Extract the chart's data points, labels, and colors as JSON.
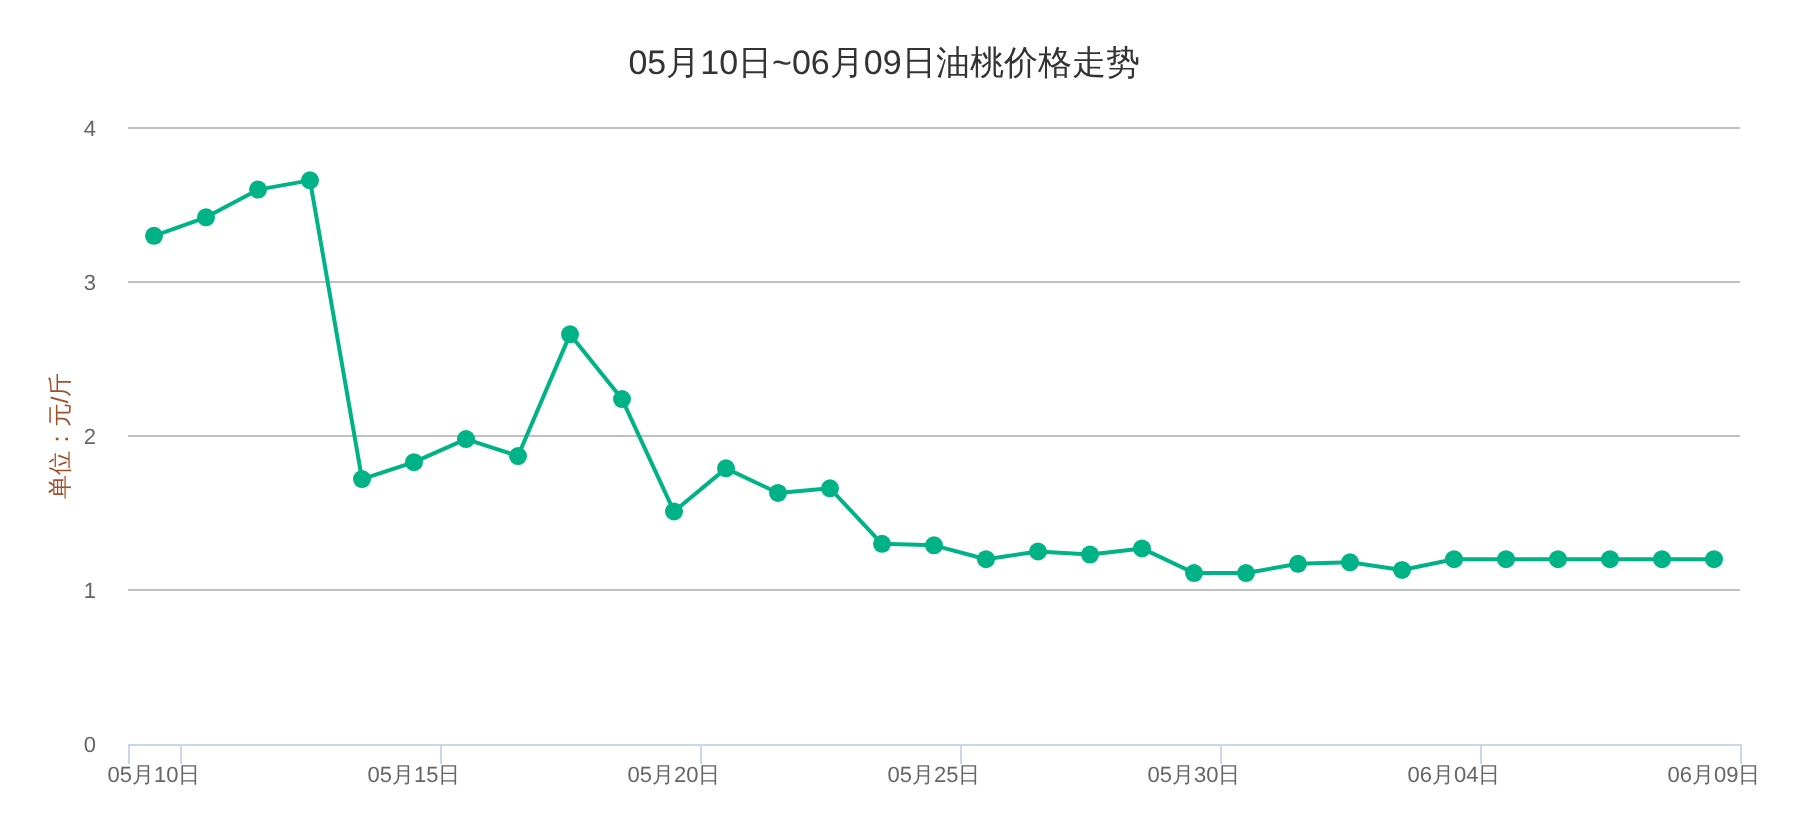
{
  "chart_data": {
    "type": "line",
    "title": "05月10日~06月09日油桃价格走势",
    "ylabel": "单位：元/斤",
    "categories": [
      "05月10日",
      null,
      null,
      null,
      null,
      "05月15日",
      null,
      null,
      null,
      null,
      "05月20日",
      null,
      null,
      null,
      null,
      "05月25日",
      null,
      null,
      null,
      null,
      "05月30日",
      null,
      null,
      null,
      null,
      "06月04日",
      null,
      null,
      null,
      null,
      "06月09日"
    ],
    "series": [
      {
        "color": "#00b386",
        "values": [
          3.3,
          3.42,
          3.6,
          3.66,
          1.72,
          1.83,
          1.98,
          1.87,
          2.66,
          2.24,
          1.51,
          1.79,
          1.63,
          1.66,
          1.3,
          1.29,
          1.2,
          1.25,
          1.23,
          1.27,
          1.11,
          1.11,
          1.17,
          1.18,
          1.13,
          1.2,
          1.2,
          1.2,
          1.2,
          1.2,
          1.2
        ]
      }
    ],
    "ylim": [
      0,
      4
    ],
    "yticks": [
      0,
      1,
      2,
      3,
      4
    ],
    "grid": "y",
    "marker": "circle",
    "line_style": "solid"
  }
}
****************
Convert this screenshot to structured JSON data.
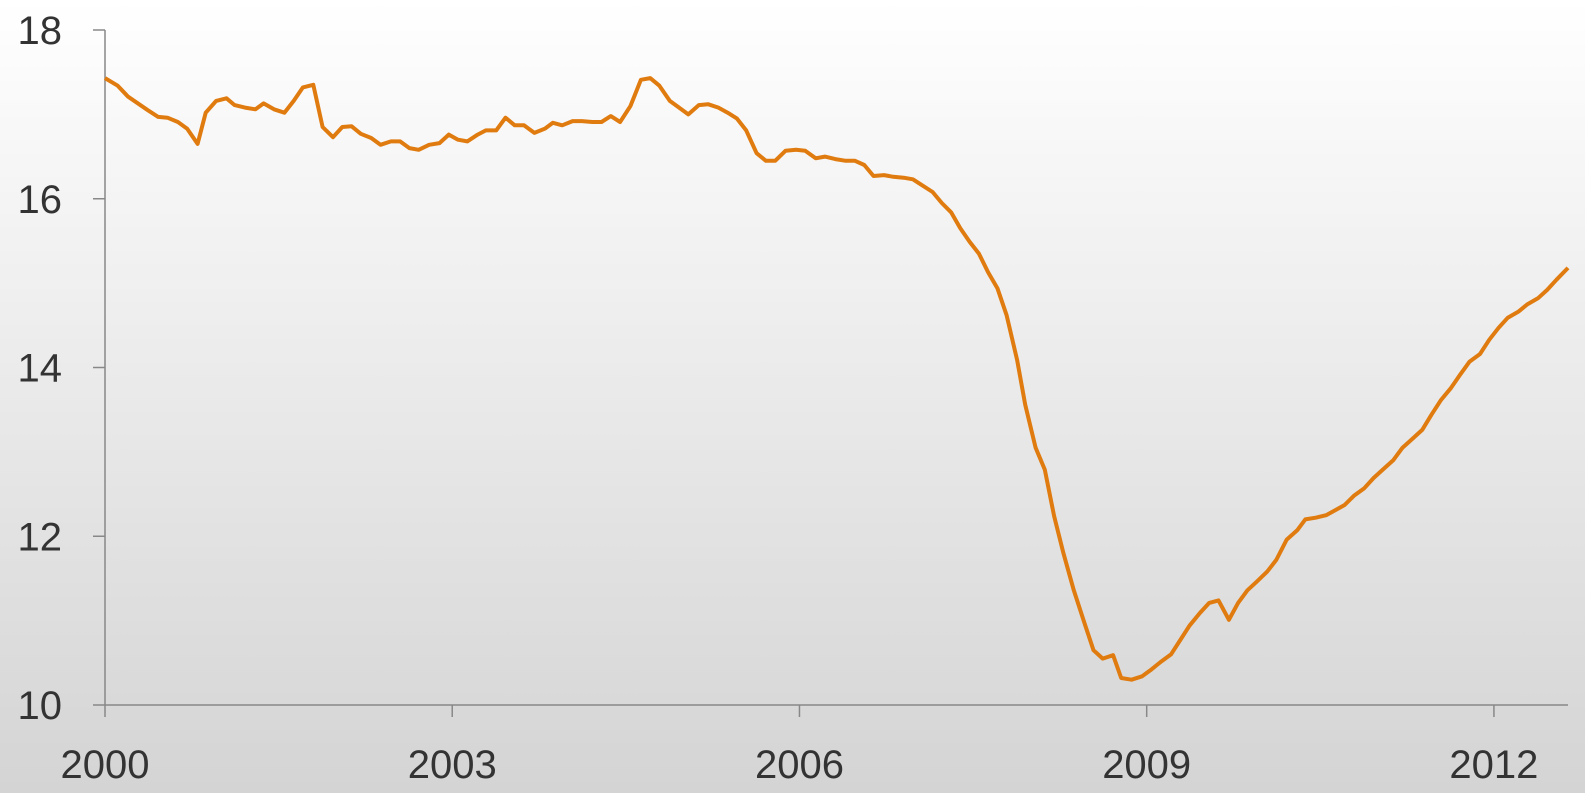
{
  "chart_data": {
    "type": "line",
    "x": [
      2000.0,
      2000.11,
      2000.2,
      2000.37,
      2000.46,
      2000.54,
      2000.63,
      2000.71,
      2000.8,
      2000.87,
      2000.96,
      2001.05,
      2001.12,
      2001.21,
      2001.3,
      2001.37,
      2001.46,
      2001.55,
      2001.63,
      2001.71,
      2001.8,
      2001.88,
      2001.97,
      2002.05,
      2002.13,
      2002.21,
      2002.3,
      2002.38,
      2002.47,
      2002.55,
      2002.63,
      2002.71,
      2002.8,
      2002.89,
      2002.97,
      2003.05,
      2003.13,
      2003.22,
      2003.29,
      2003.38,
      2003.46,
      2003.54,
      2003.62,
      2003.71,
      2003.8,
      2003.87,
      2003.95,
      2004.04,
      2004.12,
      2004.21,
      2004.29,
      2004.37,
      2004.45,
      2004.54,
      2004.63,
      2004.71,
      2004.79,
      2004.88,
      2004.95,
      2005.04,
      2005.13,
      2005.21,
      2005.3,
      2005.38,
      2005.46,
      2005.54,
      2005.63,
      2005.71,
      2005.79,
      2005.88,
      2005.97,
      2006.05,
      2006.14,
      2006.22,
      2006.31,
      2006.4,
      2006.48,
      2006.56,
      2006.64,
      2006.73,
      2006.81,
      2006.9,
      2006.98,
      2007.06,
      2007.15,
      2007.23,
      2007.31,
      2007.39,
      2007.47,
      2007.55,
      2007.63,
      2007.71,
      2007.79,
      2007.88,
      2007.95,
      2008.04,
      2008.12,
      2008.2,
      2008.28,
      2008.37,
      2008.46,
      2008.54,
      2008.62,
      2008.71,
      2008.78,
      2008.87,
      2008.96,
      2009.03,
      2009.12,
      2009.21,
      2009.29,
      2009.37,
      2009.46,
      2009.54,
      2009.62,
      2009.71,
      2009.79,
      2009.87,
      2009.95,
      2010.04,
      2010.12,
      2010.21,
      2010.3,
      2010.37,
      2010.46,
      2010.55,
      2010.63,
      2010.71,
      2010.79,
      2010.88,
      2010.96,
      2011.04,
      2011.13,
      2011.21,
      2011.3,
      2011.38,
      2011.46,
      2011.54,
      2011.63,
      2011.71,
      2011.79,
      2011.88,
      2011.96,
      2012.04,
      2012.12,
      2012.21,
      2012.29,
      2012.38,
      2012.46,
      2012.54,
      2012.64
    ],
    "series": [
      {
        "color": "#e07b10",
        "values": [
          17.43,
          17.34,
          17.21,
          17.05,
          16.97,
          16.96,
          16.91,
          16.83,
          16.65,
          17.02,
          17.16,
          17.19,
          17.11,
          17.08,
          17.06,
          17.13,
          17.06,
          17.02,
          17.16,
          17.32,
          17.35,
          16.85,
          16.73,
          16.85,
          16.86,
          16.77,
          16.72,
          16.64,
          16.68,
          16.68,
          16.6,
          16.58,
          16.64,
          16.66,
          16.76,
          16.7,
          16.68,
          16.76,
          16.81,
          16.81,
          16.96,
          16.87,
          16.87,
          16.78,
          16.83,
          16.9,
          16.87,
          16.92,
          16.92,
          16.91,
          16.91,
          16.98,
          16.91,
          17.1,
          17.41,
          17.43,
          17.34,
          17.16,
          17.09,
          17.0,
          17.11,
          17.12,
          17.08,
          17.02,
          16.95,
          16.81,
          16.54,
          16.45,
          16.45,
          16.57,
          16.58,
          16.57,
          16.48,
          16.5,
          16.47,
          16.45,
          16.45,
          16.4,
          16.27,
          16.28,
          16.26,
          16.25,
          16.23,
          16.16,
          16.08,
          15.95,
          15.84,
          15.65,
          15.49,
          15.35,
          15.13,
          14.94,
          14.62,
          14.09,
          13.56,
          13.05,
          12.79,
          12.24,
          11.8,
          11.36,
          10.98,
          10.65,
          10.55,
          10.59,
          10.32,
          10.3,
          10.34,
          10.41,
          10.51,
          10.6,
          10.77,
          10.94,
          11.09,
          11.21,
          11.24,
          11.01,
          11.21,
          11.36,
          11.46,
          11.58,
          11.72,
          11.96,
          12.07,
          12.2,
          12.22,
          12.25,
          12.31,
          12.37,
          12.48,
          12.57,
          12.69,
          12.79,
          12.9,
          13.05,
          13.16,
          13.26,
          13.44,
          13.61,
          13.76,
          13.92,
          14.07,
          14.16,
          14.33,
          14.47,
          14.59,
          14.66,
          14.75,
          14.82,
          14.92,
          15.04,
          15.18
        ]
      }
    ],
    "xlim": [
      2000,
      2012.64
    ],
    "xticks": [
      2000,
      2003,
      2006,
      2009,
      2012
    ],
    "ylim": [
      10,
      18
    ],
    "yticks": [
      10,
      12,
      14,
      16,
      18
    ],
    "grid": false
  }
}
****************
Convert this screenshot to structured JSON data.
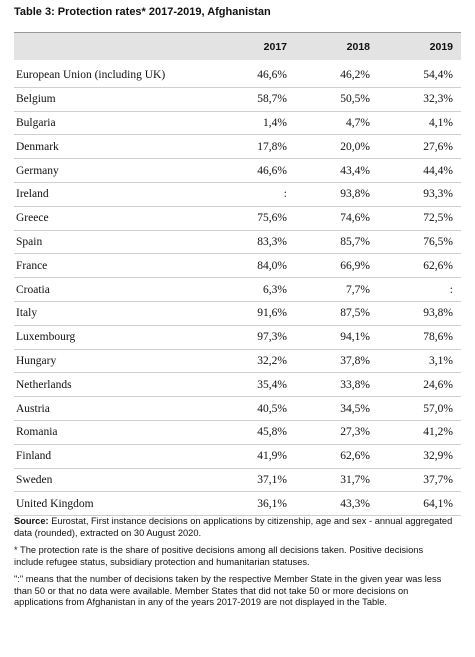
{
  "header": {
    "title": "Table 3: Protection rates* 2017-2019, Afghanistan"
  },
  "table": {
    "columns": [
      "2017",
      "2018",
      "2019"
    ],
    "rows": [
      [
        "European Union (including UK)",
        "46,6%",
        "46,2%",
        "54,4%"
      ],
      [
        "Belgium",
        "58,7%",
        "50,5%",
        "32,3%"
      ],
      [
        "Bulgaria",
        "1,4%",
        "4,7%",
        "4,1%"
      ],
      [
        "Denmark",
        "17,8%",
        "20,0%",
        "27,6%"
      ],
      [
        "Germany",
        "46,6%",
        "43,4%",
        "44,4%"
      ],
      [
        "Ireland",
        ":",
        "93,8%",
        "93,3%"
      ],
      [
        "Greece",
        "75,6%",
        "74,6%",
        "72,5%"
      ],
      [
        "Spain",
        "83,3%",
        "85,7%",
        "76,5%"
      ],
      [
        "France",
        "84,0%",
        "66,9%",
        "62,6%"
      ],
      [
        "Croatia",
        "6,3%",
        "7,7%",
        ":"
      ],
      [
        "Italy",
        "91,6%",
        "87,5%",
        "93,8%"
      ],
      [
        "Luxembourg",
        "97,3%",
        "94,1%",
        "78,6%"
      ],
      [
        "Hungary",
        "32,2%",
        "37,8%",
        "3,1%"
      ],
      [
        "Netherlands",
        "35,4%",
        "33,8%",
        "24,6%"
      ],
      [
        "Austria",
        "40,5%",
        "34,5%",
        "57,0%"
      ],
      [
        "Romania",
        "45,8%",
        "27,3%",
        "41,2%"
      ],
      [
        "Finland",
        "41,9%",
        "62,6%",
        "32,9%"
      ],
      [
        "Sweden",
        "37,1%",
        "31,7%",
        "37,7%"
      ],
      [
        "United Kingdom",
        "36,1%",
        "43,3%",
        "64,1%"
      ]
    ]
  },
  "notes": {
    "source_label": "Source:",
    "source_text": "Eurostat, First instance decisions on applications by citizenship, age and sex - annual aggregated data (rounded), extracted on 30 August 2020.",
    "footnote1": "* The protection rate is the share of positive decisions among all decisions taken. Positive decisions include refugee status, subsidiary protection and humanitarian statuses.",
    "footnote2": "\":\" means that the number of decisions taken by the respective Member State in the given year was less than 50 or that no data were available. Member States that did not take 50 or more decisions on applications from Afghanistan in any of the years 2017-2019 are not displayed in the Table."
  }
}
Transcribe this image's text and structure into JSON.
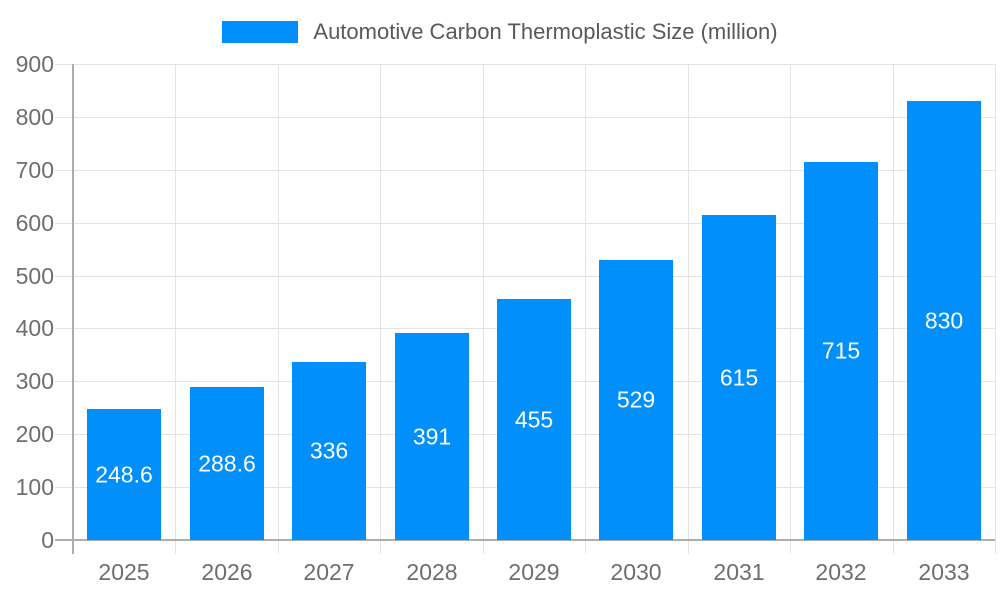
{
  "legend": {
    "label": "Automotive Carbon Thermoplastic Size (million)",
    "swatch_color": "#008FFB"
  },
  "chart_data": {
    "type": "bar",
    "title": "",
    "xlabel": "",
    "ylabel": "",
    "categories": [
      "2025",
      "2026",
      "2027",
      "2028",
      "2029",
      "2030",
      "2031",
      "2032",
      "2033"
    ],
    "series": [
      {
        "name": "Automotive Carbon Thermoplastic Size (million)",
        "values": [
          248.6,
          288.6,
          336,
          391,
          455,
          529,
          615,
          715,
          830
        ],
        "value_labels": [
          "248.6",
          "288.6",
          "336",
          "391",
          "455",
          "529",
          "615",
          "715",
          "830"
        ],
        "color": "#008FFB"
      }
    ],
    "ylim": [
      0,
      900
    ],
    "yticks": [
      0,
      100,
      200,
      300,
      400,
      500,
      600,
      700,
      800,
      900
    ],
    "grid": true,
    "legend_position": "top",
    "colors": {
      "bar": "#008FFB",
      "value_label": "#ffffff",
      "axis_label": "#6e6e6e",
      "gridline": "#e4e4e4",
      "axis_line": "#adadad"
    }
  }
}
****************
SET PROBLEM =>
Only lines holding the string "Thermoplastic" are wanted; gather each one from the entries above.

TASK RESPONSE =>
    "label": "Automotive Carbon Thermoplastic Size (million)",
        "name": "Automotive Carbon Thermoplastic Size (million)",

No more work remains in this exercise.